Given instruction →
The entries below contain pictures. Retype everything except those pictures, exactly as given.
=== Extracted information ===
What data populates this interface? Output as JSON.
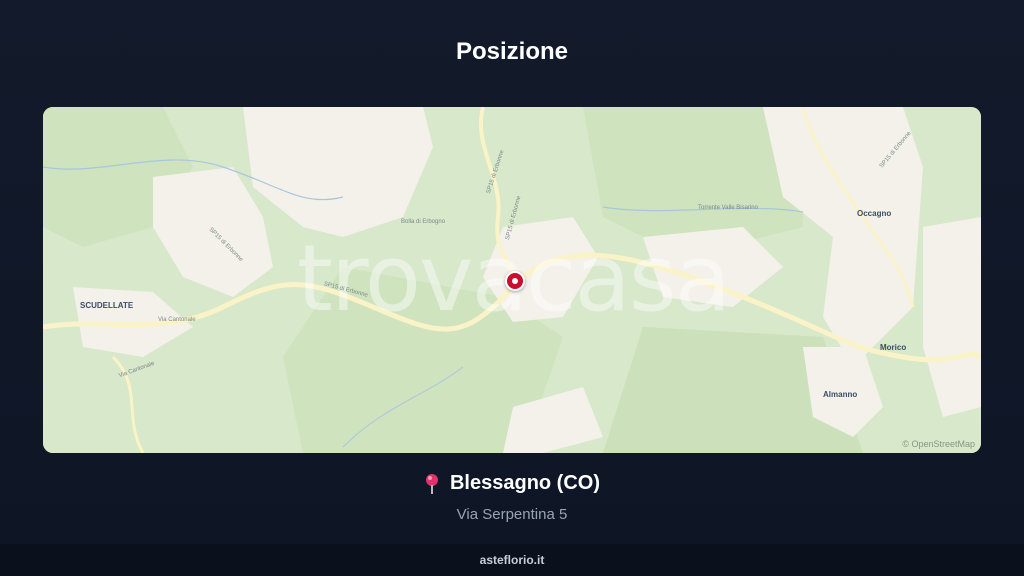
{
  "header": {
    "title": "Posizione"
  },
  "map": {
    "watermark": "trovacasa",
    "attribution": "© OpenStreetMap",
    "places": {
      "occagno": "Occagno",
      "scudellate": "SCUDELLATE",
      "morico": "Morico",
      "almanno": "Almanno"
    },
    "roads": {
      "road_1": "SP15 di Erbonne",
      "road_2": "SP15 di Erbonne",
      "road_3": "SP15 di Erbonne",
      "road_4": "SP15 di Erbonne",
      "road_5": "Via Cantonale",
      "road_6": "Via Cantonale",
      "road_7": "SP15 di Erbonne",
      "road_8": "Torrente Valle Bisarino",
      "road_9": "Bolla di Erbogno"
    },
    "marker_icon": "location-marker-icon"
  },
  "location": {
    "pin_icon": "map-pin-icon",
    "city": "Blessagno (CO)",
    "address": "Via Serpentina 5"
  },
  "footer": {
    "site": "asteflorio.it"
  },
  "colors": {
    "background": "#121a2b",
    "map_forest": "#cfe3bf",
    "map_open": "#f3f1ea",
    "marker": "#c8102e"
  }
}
===
Output below →
What data populates this interface? Output as JSON.
{
  "header": {
    "title": "Posizione"
  },
  "map": {
    "watermark": "trovacasa",
    "attribution": "© OpenStreetMap",
    "places": {
      "occagno": "Occagno",
      "scudellate": "SCUDELLATE",
      "morico": "Morico",
      "almanno": "Almanno"
    },
    "roads": {
      "road_1": "SP15 di Erbonne",
      "road_2": "SP15 di Erbonne",
      "road_3": "SP15 di Erbonne",
      "road_4": "SP15 di Erbonne",
      "road_5": "Via Cantonale",
      "road_6": "Via Cantonale",
      "road_7": "SP15 di Erbonne",
      "road_8": "Torrente Valle Bisarino",
      "road_9": "Bolla di Erbogno"
    },
    "marker_icon": "location-marker-icon"
  },
  "location": {
    "pin_icon": "map-pin-icon",
    "city": "Blessagno (CO)",
    "address": "Via Serpentina 5"
  },
  "footer": {
    "site": "asteflorio.it"
  },
  "colors": {
    "background": "#121a2b",
    "map_forest": "#cfe3bf",
    "map_open": "#f3f1ea",
    "marker": "#c8102e"
  }
}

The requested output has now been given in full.